-------- INPUT RECORDS

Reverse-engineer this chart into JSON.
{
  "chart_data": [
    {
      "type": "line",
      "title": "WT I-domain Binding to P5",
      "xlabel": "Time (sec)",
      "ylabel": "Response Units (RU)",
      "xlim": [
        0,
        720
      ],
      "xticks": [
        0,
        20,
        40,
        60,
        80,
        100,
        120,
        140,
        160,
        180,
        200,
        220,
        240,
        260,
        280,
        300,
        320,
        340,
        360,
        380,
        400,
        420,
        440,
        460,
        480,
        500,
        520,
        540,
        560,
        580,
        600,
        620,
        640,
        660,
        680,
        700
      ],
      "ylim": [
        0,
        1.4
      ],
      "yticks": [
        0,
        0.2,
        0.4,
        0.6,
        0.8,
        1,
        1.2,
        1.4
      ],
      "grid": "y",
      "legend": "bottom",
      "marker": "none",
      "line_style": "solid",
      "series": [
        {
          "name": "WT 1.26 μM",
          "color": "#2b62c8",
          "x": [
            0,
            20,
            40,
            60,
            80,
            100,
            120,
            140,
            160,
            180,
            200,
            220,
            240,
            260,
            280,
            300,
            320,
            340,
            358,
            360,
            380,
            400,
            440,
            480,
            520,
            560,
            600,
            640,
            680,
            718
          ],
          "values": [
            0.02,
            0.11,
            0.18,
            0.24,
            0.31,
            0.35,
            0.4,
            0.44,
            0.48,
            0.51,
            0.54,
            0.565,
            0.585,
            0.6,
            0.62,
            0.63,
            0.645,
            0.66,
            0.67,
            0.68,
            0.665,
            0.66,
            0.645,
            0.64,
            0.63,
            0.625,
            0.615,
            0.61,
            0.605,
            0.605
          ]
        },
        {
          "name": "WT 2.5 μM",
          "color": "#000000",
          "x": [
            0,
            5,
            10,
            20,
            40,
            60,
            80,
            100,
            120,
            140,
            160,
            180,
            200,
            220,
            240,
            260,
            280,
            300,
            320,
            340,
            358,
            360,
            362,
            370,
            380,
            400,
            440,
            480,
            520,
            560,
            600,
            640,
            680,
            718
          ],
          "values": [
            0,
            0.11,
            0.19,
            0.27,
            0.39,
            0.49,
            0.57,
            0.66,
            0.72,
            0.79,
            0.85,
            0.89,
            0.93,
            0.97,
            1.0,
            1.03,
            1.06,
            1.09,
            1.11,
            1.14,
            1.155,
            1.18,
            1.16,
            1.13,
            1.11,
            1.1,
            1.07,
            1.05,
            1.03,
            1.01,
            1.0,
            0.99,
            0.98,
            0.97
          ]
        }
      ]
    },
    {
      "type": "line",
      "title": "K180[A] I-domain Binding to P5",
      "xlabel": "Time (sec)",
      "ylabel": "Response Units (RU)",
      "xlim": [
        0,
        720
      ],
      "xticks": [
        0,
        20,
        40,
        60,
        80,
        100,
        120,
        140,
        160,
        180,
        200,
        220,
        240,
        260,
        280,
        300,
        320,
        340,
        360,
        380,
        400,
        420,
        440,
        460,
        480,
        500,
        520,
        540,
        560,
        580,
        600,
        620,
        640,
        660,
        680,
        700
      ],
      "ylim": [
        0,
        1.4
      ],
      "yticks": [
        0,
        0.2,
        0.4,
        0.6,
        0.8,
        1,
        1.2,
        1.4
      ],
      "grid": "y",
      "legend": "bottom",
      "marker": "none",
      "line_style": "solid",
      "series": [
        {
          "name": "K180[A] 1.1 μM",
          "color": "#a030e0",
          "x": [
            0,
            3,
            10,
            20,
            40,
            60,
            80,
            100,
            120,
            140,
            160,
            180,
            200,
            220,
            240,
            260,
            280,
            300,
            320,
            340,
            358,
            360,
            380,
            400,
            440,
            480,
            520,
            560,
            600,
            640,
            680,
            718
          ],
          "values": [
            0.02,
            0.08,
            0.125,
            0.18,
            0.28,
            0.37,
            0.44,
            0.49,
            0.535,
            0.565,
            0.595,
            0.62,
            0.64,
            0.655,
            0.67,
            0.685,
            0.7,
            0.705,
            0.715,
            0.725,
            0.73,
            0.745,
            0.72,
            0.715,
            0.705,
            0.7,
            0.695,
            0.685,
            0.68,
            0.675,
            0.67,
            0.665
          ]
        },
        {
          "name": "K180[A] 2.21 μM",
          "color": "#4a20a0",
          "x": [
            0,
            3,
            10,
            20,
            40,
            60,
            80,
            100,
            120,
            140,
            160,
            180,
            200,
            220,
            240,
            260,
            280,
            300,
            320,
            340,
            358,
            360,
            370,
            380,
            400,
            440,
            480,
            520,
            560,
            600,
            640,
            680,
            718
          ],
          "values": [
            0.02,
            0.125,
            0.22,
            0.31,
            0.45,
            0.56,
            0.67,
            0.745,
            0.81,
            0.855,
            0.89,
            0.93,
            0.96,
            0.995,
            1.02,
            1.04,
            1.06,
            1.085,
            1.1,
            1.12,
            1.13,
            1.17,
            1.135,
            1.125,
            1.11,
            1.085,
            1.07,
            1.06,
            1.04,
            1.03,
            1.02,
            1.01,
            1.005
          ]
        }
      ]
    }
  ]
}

----------------

__PROBLEM DESCRIPTION__.
Pick out every line above that contains the word "title" and copy it.

__THE OUTPUT__.
      "title": "WT I-domain Binding to P5",
      "title": "K180[A] I-domain Binding to P5",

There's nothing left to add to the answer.